### Work to be completed
Copy every line that contains the string "JSON" from the entries below.

### Data records
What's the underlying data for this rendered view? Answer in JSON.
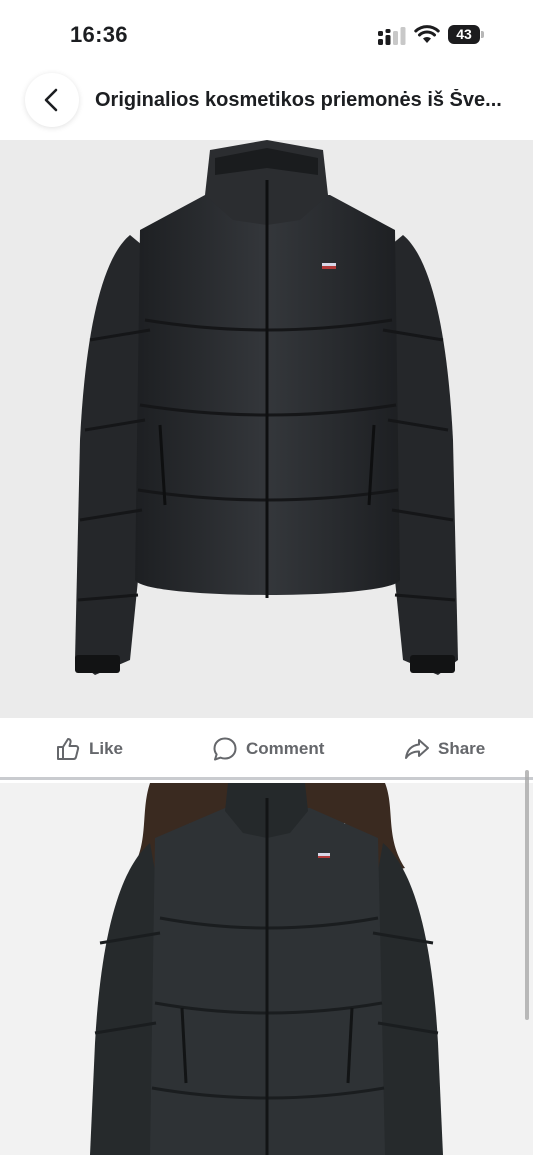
{
  "status_bar": {
    "time": "16:36",
    "battery_percent": "43",
    "icons": [
      "cellular-signal-icon",
      "wifi-icon",
      "battery-icon"
    ]
  },
  "header": {
    "back_icon": "chevron-left-icon",
    "title": "Originalios kosmetikos priemonės iš Šve..."
  },
  "photos": [
    {
      "subject": "black-puffer-jacket-product-photo"
    },
    {
      "subject": "person-wearing-black-puffer-jacket"
    }
  ],
  "actions": {
    "like_label": "Like",
    "comment_label": "Comment",
    "share_label": "Share"
  },
  "colors": {
    "action_text": "#65676b",
    "photo_background": "#ebebeb",
    "jacket": "#2a2c2f"
  }
}
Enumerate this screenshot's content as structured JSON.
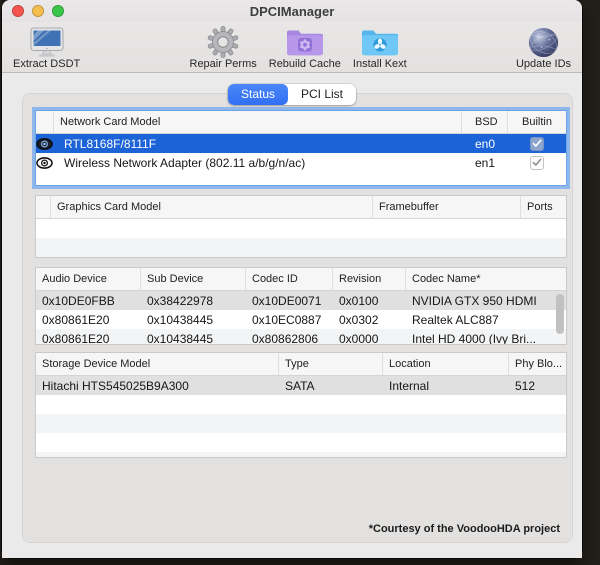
{
  "window": {
    "title": "DPCIManager"
  },
  "traffic_lights": {
    "close": "#f6564f",
    "minimize": "#f5bd4e",
    "zoom": "#39c649"
  },
  "toolbar": {
    "items": [
      {
        "label": "Extract DSDT",
        "icon": "imac-display-icon"
      },
      {
        "label": "Repair Perms",
        "icon": "gear-icon"
      },
      {
        "label": "Rebuild Cache",
        "icon": "purple-folder-gear-icon"
      },
      {
        "label": "Install Kext",
        "icon": "blue-folder-kext-icon"
      },
      {
        "label": "Update IDs",
        "icon": "globe-network-icon"
      }
    ]
  },
  "tabs": [
    {
      "label": "Status",
      "selected": true
    },
    {
      "label": "PCI List",
      "selected": false
    }
  ],
  "tables": {
    "network": {
      "columns": [
        "",
        "Network Card Model",
        "BSD",
        "Builtin"
      ],
      "rows": [
        {
          "model": "RTL8168F/8111F",
          "bsd": "en0",
          "builtin": true,
          "state": "selected-active"
        },
        {
          "model": "Wireless Network Adapter (802.11 a/b/g/n/ac)",
          "bsd": "en1",
          "builtin": true,
          "state": "none"
        }
      ]
    },
    "graphics": {
      "columns": [
        "",
        "Graphics Card Model",
        "Framebuffer",
        "Ports"
      ],
      "rows": []
    },
    "audio": {
      "columns": [
        "Audio Device",
        "Sub Device",
        "Codec ID",
        "Revision",
        "Codec Name*"
      ],
      "rows": [
        {
          "cells": [
            "0x10DE0FBB",
            "0x38422978",
            "0x10DE0071",
            "0x0100",
            "NVIDIA GTX 950 HDMI"
          ],
          "state": "selected-inactive"
        },
        {
          "cells": [
            "0x80861E20",
            "0x10438445",
            "0x10EC0887",
            "0x0302",
            "Realtek ALC887"
          ],
          "state": "none"
        },
        {
          "cells": [
            "0x80861E20",
            "0x10438445",
            "0x80862806",
            "0x0000",
            "Intel HD 4000 (Ivy Bri..."
          ],
          "state": "stripe"
        }
      ]
    },
    "storage": {
      "columns": [
        "Storage Device Model",
        "Type",
        "Location",
        "Phy Blo..."
      ],
      "rows": [
        {
          "cells": [
            "Hitachi HTS545025B9A300",
            "SATA",
            "Internal",
            "512"
          ],
          "state": "selected-inactive"
        }
      ]
    }
  },
  "footer": {
    "credit": "*Courtesy of the VoodooHDA project"
  },
  "colors": {
    "selection_blue": "#1c63d8",
    "tab_selected_blue": "#3b7cf6",
    "focus_ring": "#7aacee",
    "inactive_selection": "#e0e0e0"
  }
}
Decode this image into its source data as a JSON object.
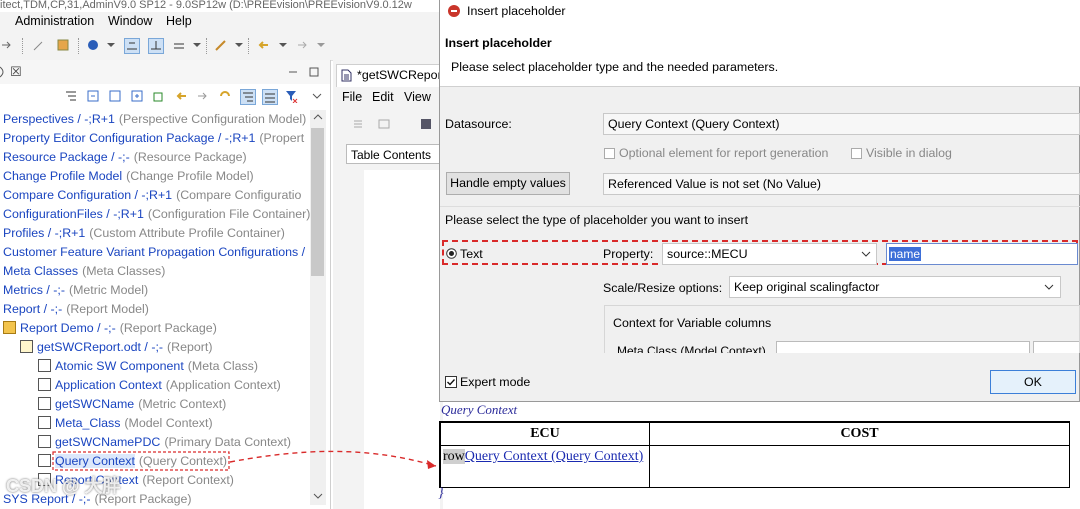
{
  "window": {
    "title": "itect,TDM,CP,31,AdminV9.0 SP12 - 9.0SP12w (D:\\PREEvision\\PREEvisionV9.0.12w"
  },
  "menu": [
    "Administration",
    "Window",
    "Help"
  ],
  "explorer": {
    "tab_close": "☒",
    "tree": [
      {
        "label": "Perspectives / -;R+1",
        "meta": "(Perspective Configuration Model)",
        "depth": 0
      },
      {
        "label": "Property Editor Configuration Package / -;R+1",
        "meta": "(Propert",
        "depth": 0
      },
      {
        "label": "Resource Package / -;-",
        "meta": "(Resource Package)",
        "depth": 0
      },
      {
        "label": "Change Profile Model",
        "meta": "(Change Profile Model)",
        "depth": 0
      },
      {
        "label": "Compare Configuration / -;R+1",
        "meta": "(Compare Configuratio",
        "depth": 0
      },
      {
        "label": "ConfigurationFiles / -;R+1",
        "meta": "(Configuration File Container)",
        "depth": 0
      },
      {
        "label": "Profiles / -;R+1",
        "meta": "(Custom Attribute Profile Container)",
        "depth": 0
      },
      {
        "label": "Customer Feature Variant Propagation Configurations /",
        "meta": "",
        "depth": 0
      },
      {
        "label": "Meta Classes",
        "meta": "(Meta Classes)",
        "depth": 0
      },
      {
        "label": "Metrics / -;-",
        "meta": "(Metric Model)",
        "depth": 0
      },
      {
        "label": "Report / -;-",
        "meta": "(Report Model)",
        "depth": 0
      },
      {
        "label": "Report Demo / -;-",
        "meta": "(Report Package)",
        "depth": 0
      },
      {
        "label": "getSWCReport.odt / -;-",
        "meta": "(Report)",
        "depth": 1
      },
      {
        "label": "Atomic SW Component",
        "meta": "(Meta Class)",
        "depth": 2
      },
      {
        "label": "Application Context",
        "meta": "(Application Context)",
        "depth": 2
      },
      {
        "label": "getSWCName",
        "meta": "(Metric Context)",
        "depth": 2
      },
      {
        "label": "Meta_Class",
        "meta": "(Model Context)",
        "depth": 2
      },
      {
        "label": "getSWCNamePDC",
        "meta": "(Primary Data Context)",
        "depth": 2
      },
      {
        "label": "Query Context",
        "meta": "(Query Context)",
        "depth": 2
      },
      {
        "label": "Report Context",
        "meta": "(Report Context)",
        "depth": 2
      },
      {
        "label": "SYS Report / -;-",
        "meta": "(Report Package)",
        "depth": 0
      }
    ]
  },
  "editor": {
    "tab_label": "*getSWCRepor",
    "menu": [
      "File",
      "Edit",
      "View"
    ],
    "toc_label": "Table Contents"
  },
  "dialog": {
    "title": "Insert placeholder",
    "header_title": "Insert placeholder",
    "header_desc": "Please select placeholder type and the needed parameters.",
    "datasource_label": "Datasource:",
    "datasource_value": "Query Context (Query Context)",
    "optional_label": "Optional element for report generation",
    "visible_label": "Visible in dialog",
    "handle_empty_label": "Handle empty values",
    "handle_empty_value": "Referenced Value is not set (No Value)",
    "select_type_label": "Please select the type of placeholder you want to insert",
    "text_radio_label": "Text",
    "property_label": "Property:",
    "property_value": "source::MECU",
    "property_attr": "name",
    "scale_label": "Scale/Resize options:",
    "scale_value": "Keep original scalingfactor",
    "context_var_label": "Context for Variable columns",
    "meta_class_label": "Meta Class (Model Context)",
    "expert_mode_label": "Expert mode",
    "ok_label": "OK"
  },
  "doc_table": {
    "header_fragment": "Query Context",
    "col1": "ECU",
    "col2": "COST",
    "row_prefix": "row",
    "row_link": "Query Context (Query Context)",
    "brace": "}"
  },
  "watermark": "CSDN @ 大胖",
  "colors": {
    "accent": "#1a45c0",
    "highlight_red": "#d92a2a",
    "selection": "#3d6fd8"
  }
}
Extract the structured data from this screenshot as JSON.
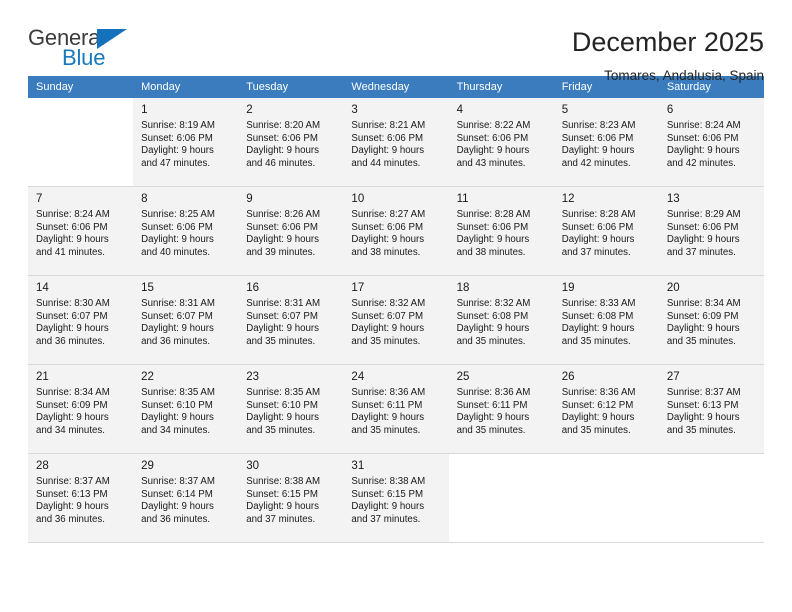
{
  "brand": {
    "name_top": "General",
    "name_bottom": "Blue",
    "triangle_color": "#1372bb",
    "blue_text_color": "#1879bf"
  },
  "header": {
    "title": "December 2025",
    "subtitle": "Tomares, Andalusia, Spain"
  },
  "theme": {
    "header_row_bg": "#3a7cbe",
    "header_row_text": "#ffffff",
    "shaded_cell_bg": "#f3f3f3",
    "grid_line": "#d9d9d9"
  },
  "weekday_headers": [
    "Sunday",
    "Monday",
    "Tuesday",
    "Wednesday",
    "Thursday",
    "Friday",
    "Saturday"
  ],
  "weeks": [
    [
      {
        "day": "",
        "sunrise": "",
        "sunset": "",
        "daylight_1": "",
        "daylight_2": "",
        "empty": true
      },
      {
        "day": "1",
        "sunrise": "Sunrise: 8:19 AM",
        "sunset": "Sunset: 6:06 PM",
        "daylight_1": "Daylight: 9 hours",
        "daylight_2": "and 47 minutes."
      },
      {
        "day": "2",
        "sunrise": "Sunrise: 8:20 AM",
        "sunset": "Sunset: 6:06 PM",
        "daylight_1": "Daylight: 9 hours",
        "daylight_2": "and 46 minutes."
      },
      {
        "day": "3",
        "sunrise": "Sunrise: 8:21 AM",
        "sunset": "Sunset: 6:06 PM",
        "daylight_1": "Daylight: 9 hours",
        "daylight_2": "and 44 minutes."
      },
      {
        "day": "4",
        "sunrise": "Sunrise: 8:22 AM",
        "sunset": "Sunset: 6:06 PM",
        "daylight_1": "Daylight: 9 hours",
        "daylight_2": "and 43 minutes."
      },
      {
        "day": "5",
        "sunrise": "Sunrise: 8:23 AM",
        "sunset": "Sunset: 6:06 PM",
        "daylight_1": "Daylight: 9 hours",
        "daylight_2": "and 42 minutes."
      },
      {
        "day": "6",
        "sunrise": "Sunrise: 8:24 AM",
        "sunset": "Sunset: 6:06 PM",
        "daylight_1": "Daylight: 9 hours",
        "daylight_2": "and 42 minutes."
      }
    ],
    [
      {
        "day": "7",
        "sunrise": "Sunrise: 8:24 AM",
        "sunset": "Sunset: 6:06 PM",
        "daylight_1": "Daylight: 9 hours",
        "daylight_2": "and 41 minutes."
      },
      {
        "day": "8",
        "sunrise": "Sunrise: 8:25 AM",
        "sunset": "Sunset: 6:06 PM",
        "daylight_1": "Daylight: 9 hours",
        "daylight_2": "and 40 minutes."
      },
      {
        "day": "9",
        "sunrise": "Sunrise: 8:26 AM",
        "sunset": "Sunset: 6:06 PM",
        "daylight_1": "Daylight: 9 hours",
        "daylight_2": "and 39 minutes."
      },
      {
        "day": "10",
        "sunrise": "Sunrise: 8:27 AM",
        "sunset": "Sunset: 6:06 PM",
        "daylight_1": "Daylight: 9 hours",
        "daylight_2": "and 38 minutes."
      },
      {
        "day": "11",
        "sunrise": "Sunrise: 8:28 AM",
        "sunset": "Sunset: 6:06 PM",
        "daylight_1": "Daylight: 9 hours",
        "daylight_2": "and 38 minutes."
      },
      {
        "day": "12",
        "sunrise": "Sunrise: 8:28 AM",
        "sunset": "Sunset: 6:06 PM",
        "daylight_1": "Daylight: 9 hours",
        "daylight_2": "and 37 minutes."
      },
      {
        "day": "13",
        "sunrise": "Sunrise: 8:29 AM",
        "sunset": "Sunset: 6:06 PM",
        "daylight_1": "Daylight: 9 hours",
        "daylight_2": "and 37 minutes."
      }
    ],
    [
      {
        "day": "14",
        "sunrise": "Sunrise: 8:30 AM",
        "sunset": "Sunset: 6:07 PM",
        "daylight_1": "Daylight: 9 hours",
        "daylight_2": "and 36 minutes."
      },
      {
        "day": "15",
        "sunrise": "Sunrise: 8:31 AM",
        "sunset": "Sunset: 6:07 PM",
        "daylight_1": "Daylight: 9 hours",
        "daylight_2": "and 36 minutes."
      },
      {
        "day": "16",
        "sunrise": "Sunrise: 8:31 AM",
        "sunset": "Sunset: 6:07 PM",
        "daylight_1": "Daylight: 9 hours",
        "daylight_2": "and 35 minutes."
      },
      {
        "day": "17",
        "sunrise": "Sunrise: 8:32 AM",
        "sunset": "Sunset: 6:07 PM",
        "daylight_1": "Daylight: 9 hours",
        "daylight_2": "and 35 minutes."
      },
      {
        "day": "18",
        "sunrise": "Sunrise: 8:32 AM",
        "sunset": "Sunset: 6:08 PM",
        "daylight_1": "Daylight: 9 hours",
        "daylight_2": "and 35 minutes."
      },
      {
        "day": "19",
        "sunrise": "Sunrise: 8:33 AM",
        "sunset": "Sunset: 6:08 PM",
        "daylight_1": "Daylight: 9 hours",
        "daylight_2": "and 35 minutes."
      },
      {
        "day": "20",
        "sunrise": "Sunrise: 8:34 AM",
        "sunset": "Sunset: 6:09 PM",
        "daylight_1": "Daylight: 9 hours",
        "daylight_2": "and 35 minutes."
      }
    ],
    [
      {
        "day": "21",
        "sunrise": "Sunrise: 8:34 AM",
        "sunset": "Sunset: 6:09 PM",
        "daylight_1": "Daylight: 9 hours",
        "daylight_2": "and 34 minutes."
      },
      {
        "day": "22",
        "sunrise": "Sunrise: 8:35 AM",
        "sunset": "Sunset: 6:10 PM",
        "daylight_1": "Daylight: 9 hours",
        "daylight_2": "and 34 minutes."
      },
      {
        "day": "23",
        "sunrise": "Sunrise: 8:35 AM",
        "sunset": "Sunset: 6:10 PM",
        "daylight_1": "Daylight: 9 hours",
        "daylight_2": "and 35 minutes."
      },
      {
        "day": "24",
        "sunrise": "Sunrise: 8:36 AM",
        "sunset": "Sunset: 6:11 PM",
        "daylight_1": "Daylight: 9 hours",
        "daylight_2": "and 35 minutes."
      },
      {
        "day": "25",
        "sunrise": "Sunrise: 8:36 AM",
        "sunset": "Sunset: 6:11 PM",
        "daylight_1": "Daylight: 9 hours",
        "daylight_2": "and 35 minutes."
      },
      {
        "day": "26",
        "sunrise": "Sunrise: 8:36 AM",
        "sunset": "Sunset: 6:12 PM",
        "daylight_1": "Daylight: 9 hours",
        "daylight_2": "and 35 minutes."
      },
      {
        "day": "27",
        "sunrise": "Sunrise: 8:37 AM",
        "sunset": "Sunset: 6:13 PM",
        "daylight_1": "Daylight: 9 hours",
        "daylight_2": "and 35 minutes."
      }
    ],
    [
      {
        "day": "28",
        "sunrise": "Sunrise: 8:37 AM",
        "sunset": "Sunset: 6:13 PM",
        "daylight_1": "Daylight: 9 hours",
        "daylight_2": "and 36 minutes."
      },
      {
        "day": "29",
        "sunrise": "Sunrise: 8:37 AM",
        "sunset": "Sunset: 6:14 PM",
        "daylight_1": "Daylight: 9 hours",
        "daylight_2": "and 36 minutes."
      },
      {
        "day": "30",
        "sunrise": "Sunrise: 8:38 AM",
        "sunset": "Sunset: 6:15 PM",
        "daylight_1": "Daylight: 9 hours",
        "daylight_2": "and 37 minutes."
      },
      {
        "day": "31",
        "sunrise": "Sunrise: 8:38 AM",
        "sunset": "Sunset: 6:15 PM",
        "daylight_1": "Daylight: 9 hours",
        "daylight_2": "and 37 minutes."
      },
      {
        "day": "",
        "sunrise": "",
        "sunset": "",
        "daylight_1": "",
        "daylight_2": "",
        "empty": true
      },
      {
        "day": "",
        "sunrise": "",
        "sunset": "",
        "daylight_1": "",
        "daylight_2": "",
        "empty": true
      },
      {
        "day": "",
        "sunrise": "",
        "sunset": "",
        "daylight_1": "",
        "daylight_2": "",
        "empty": true
      }
    ]
  ]
}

### Exercise answer
What's the underlying data for this rendered view? Answer in JSON.
Enumerate this screenshot's content as structured JSON.
Decode this image into its source data as a JSON object.
Extract the structured data from this screenshot as JSON.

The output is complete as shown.